§ Task requirements: Filter this material down to the lines that hold "page", copying each one.

§ Given data:
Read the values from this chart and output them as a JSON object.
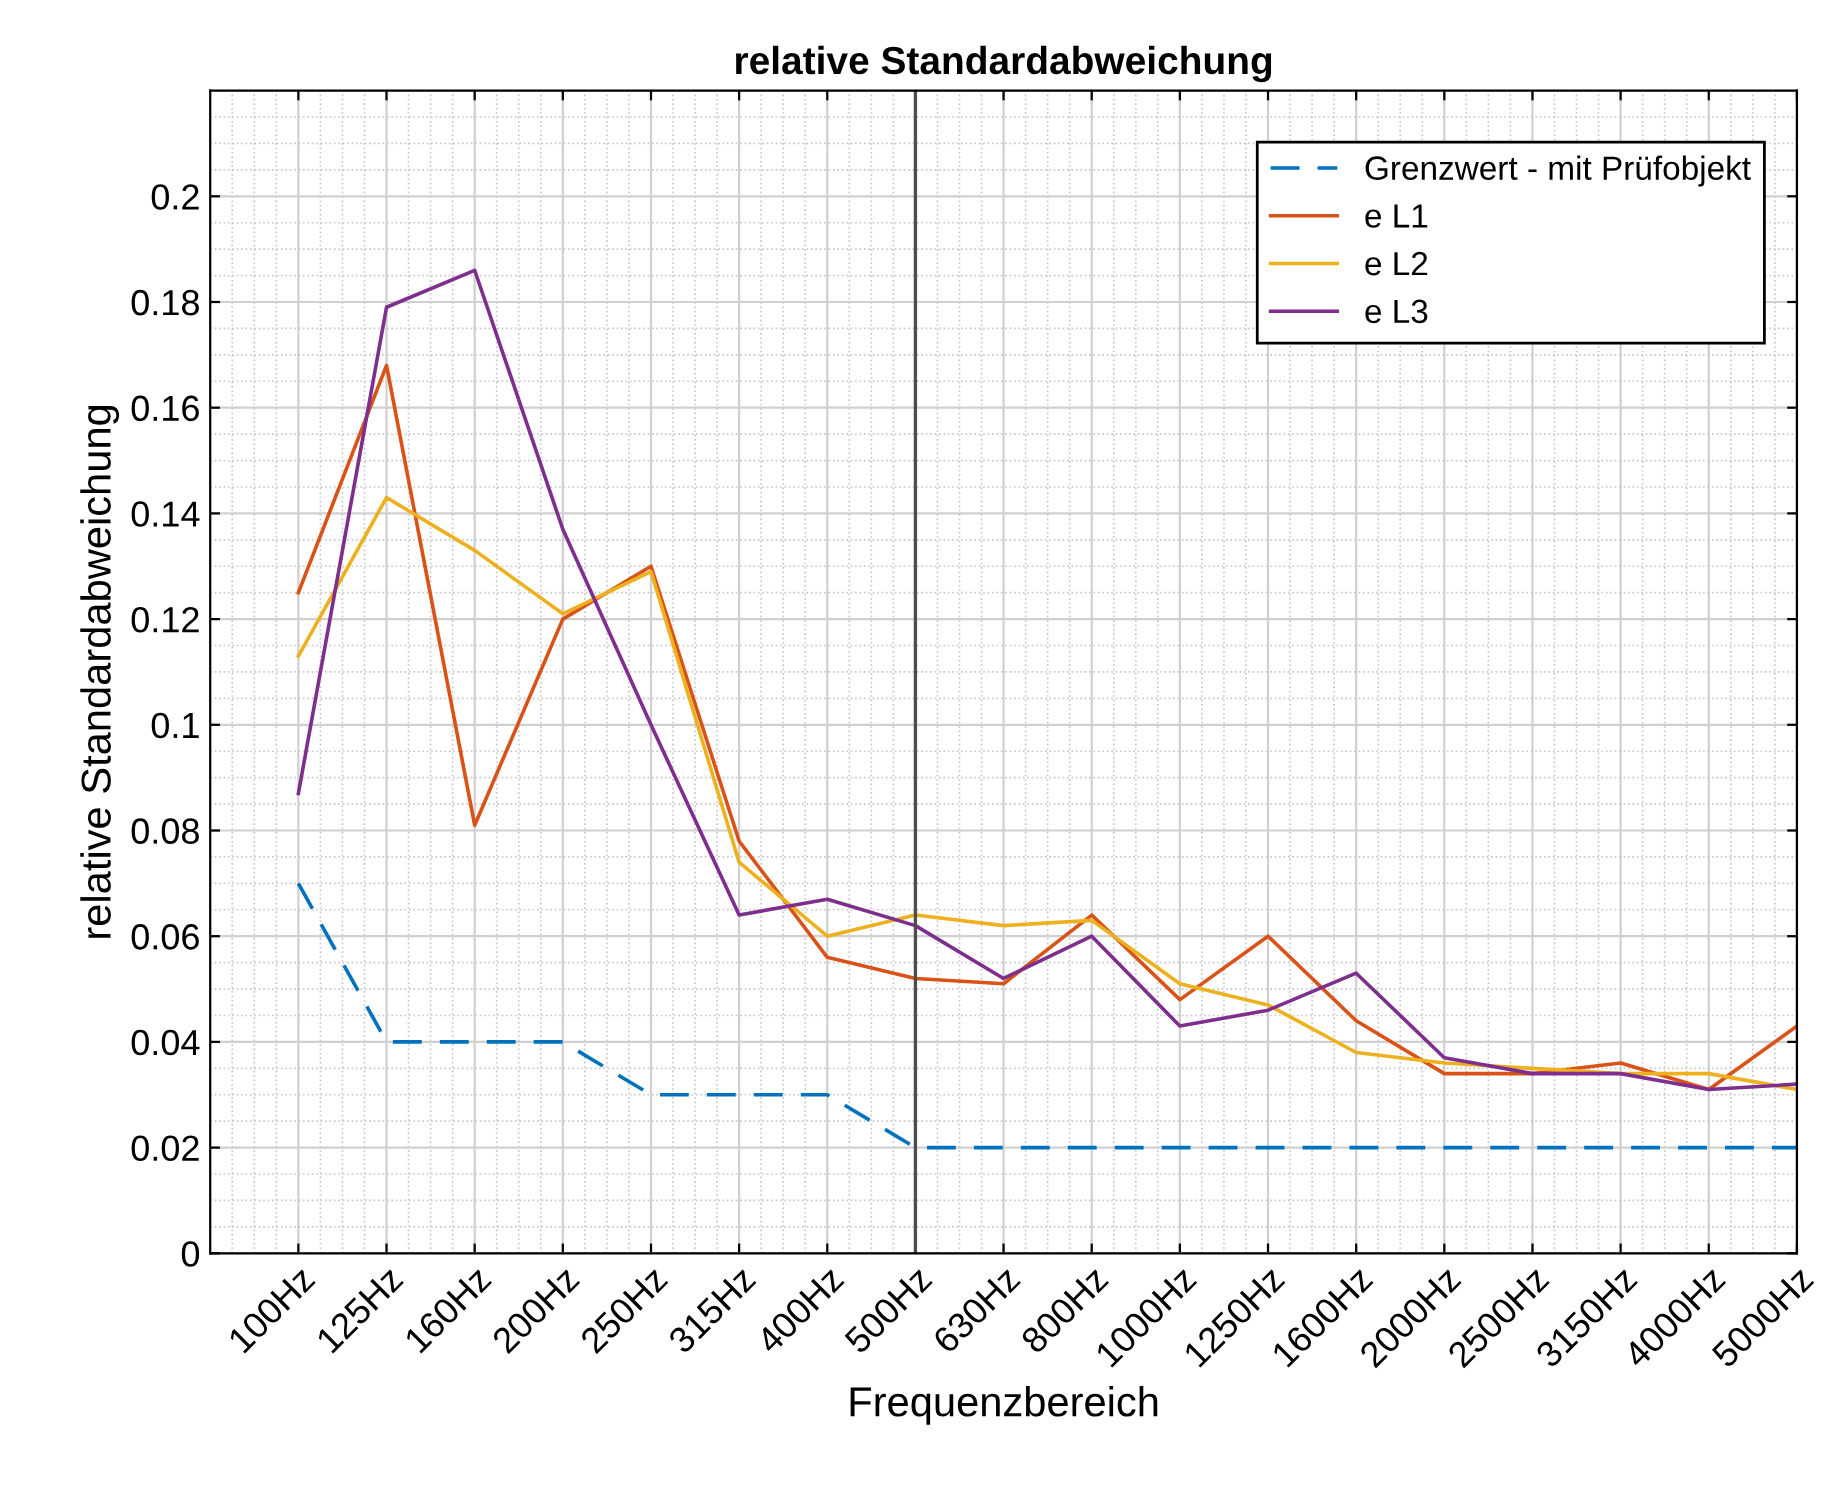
{
  "chart_data": {
    "type": "line",
    "title": "relative Standardabweichung",
    "xlabel": "Frequenzbereich",
    "ylabel": "relative Standardabweichung",
    "categories": [
      "100Hz",
      "125Hz",
      "160Hz",
      "200Hz",
      "250Hz",
      "315Hz",
      "400Hz",
      "500Hz",
      "630Hz",
      "800Hz",
      "1000Hz",
      "1250Hz",
      "1600Hz",
      "2000Hz",
      "2500Hz",
      "3150Hz",
      "4000Hz",
      "5000Hz"
    ],
    "series": [
      {
        "name": "Grenzwert - mit Prüfobjekt",
        "color": "#0072bd",
        "line_style": "dashed",
        "values": [
          0.07,
          0.04,
          0.04,
          0.04,
          0.03,
          0.03,
          0.03,
          0.02,
          0.02,
          0.02,
          0.02,
          0.02,
          0.02,
          0.02,
          0.02,
          0.02,
          0.02,
          0.02
        ]
      },
      {
        "name": "e L1",
        "color": "#d95319",
        "values": [
          0.125,
          0.168,
          0.081,
          0.12,
          0.13,
          0.078,
          0.056,
          0.052,
          0.051,
          0.064,
          0.048,
          0.06,
          0.044,
          0.034,
          0.034,
          0.036,
          0.031,
          0.043
        ]
      },
      {
        "name": "e L2",
        "color": "#edb120",
        "values": [
          0.113,
          0.143,
          0.133,
          0.121,
          0.129,
          0.074,
          0.06,
          0.064,
          0.062,
          0.063,
          0.051,
          0.047,
          0.038,
          0.036,
          0.035,
          0.034,
          0.034,
          0.031
        ]
      },
      {
        "name": "e L3",
        "color": "#7e2f8e",
        "values": [
          0.087,
          0.179,
          0.186,
          0.137,
          0.1,
          0.064,
          0.067,
          0.062,
          0.052,
          0.06,
          0.043,
          0.046,
          0.053,
          0.037,
          0.034,
          0.034,
          0.031,
          0.032
        ]
      }
    ],
    "ylim": [
      0,
      0.22
    ],
    "yticks": [
      0,
      0.02,
      0.04,
      0.06,
      0.08,
      0.1,
      0.12,
      0.14,
      0.16,
      0.18,
      0.2
    ],
    "ref_lines": [
      {
        "axis": "x",
        "value": "500Hz",
        "color": "#4d4d4d"
      }
    ],
    "grid": true,
    "legend": "top right",
    "line_style": "solid",
    "marker": "none"
  }
}
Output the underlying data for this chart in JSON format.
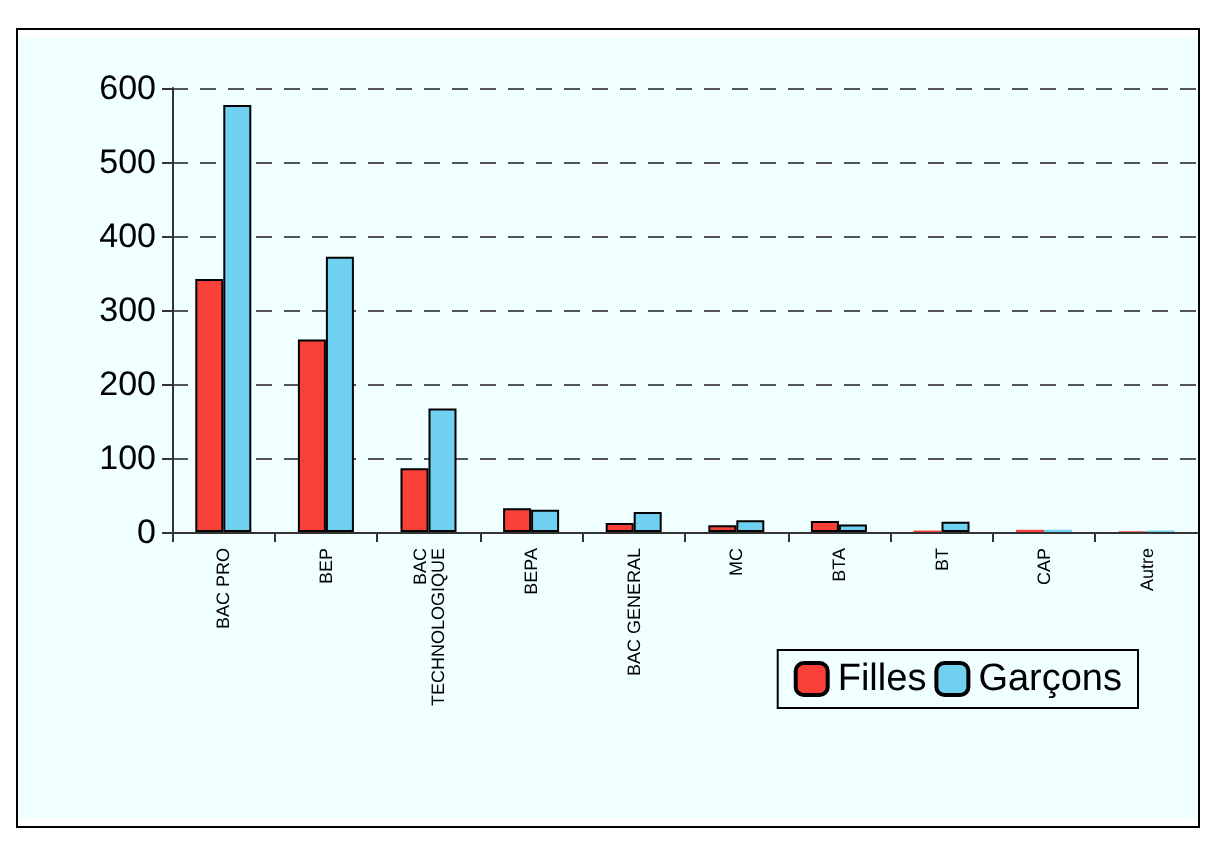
{
  "chart_data": {
    "type": "bar",
    "categories": [
      "BAC PRO",
      "BEP",
      "BAC TECHNOLOGIQUE",
      "BEPA",
      "BAC GENERAL",
      "MC",
      "BTA",
      "BT",
      "CAP",
      "Autre"
    ],
    "series": [
      {
        "name": "Filles",
        "color": "#f84038",
        "values": [
          342,
          260,
          86,
          32,
          12,
          9,
          15,
          2,
          3,
          1
        ]
      },
      {
        "name": "Garçons",
        "color": "#70d0f0",
        "values": [
          577,
          372,
          167,
          30,
          27,
          16,
          10,
          14,
          3,
          2
        ]
      }
    ],
    "ylim": [
      0,
      600
    ],
    "yticks": [
      0,
      100,
      200,
      300,
      400,
      500,
      600
    ],
    "grid": "y",
    "legend": "bottom right"
  }
}
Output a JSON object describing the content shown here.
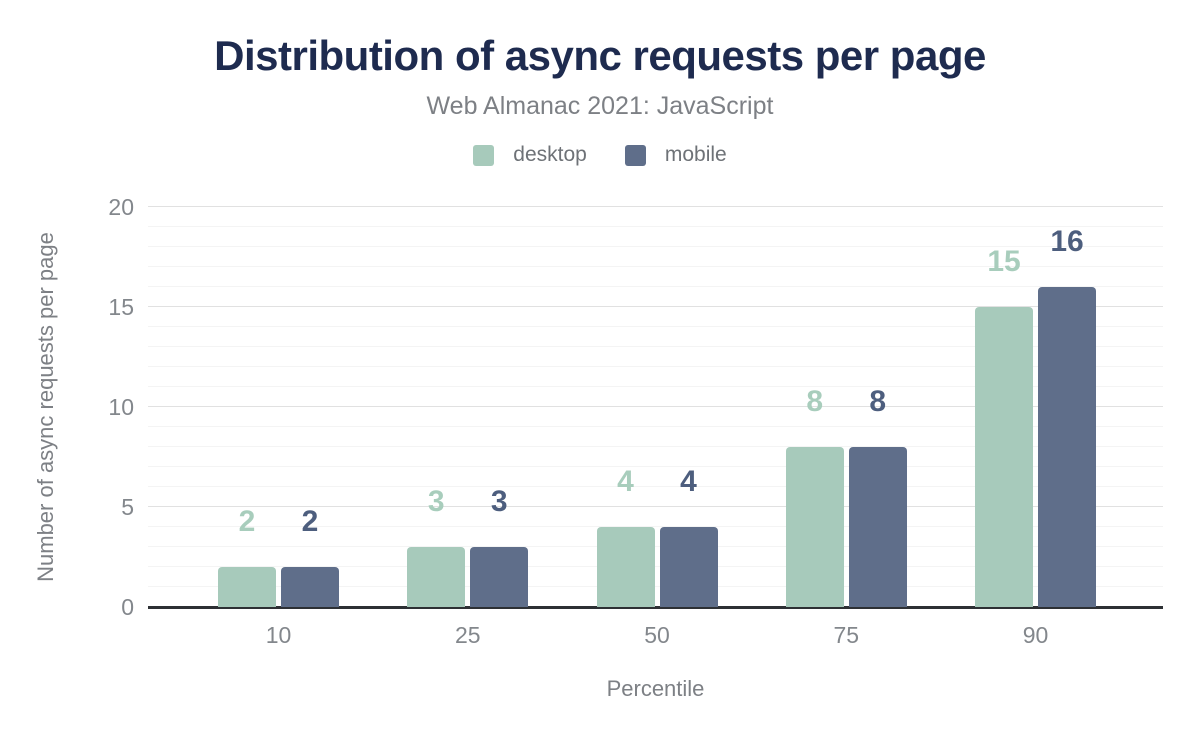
{
  "chart_data": {
    "type": "bar",
    "title": "Distribution of async requests per page",
    "subtitle": "Web Almanac 2021: JavaScript",
    "xlabel": "Percentile",
    "ylabel": "Number of async requests per page",
    "categories": [
      "10",
      "25",
      "50",
      "75",
      "90"
    ],
    "series": [
      {
        "name": "desktop",
        "color": "#a7cabb",
        "label_color": "#a8cdbc",
        "values": [
          2,
          3,
          4,
          8,
          15
        ]
      },
      {
        "name": "mobile",
        "color": "#5f6e8a",
        "label_color": "#4d5e7e",
        "values": [
          2,
          3,
          4,
          8,
          16
        ]
      }
    ],
    "ylim": [
      0,
      20
    ],
    "yticks": [
      0,
      5,
      10,
      15,
      20
    ],
    "grid": {
      "minor_step": 1,
      "major_step": 5,
      "minor_color": "#f4f4f4",
      "major_color": "#e1e1e1"
    },
    "legend_position": "top",
    "axis_line_color": "#2d3034",
    "title_color": "#1e2b4f",
    "text_color": "#7d8085"
  }
}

§ Result of the task:
    "title": "Distribution of async requests per page",
    "ylabel": "Number of async requests per page",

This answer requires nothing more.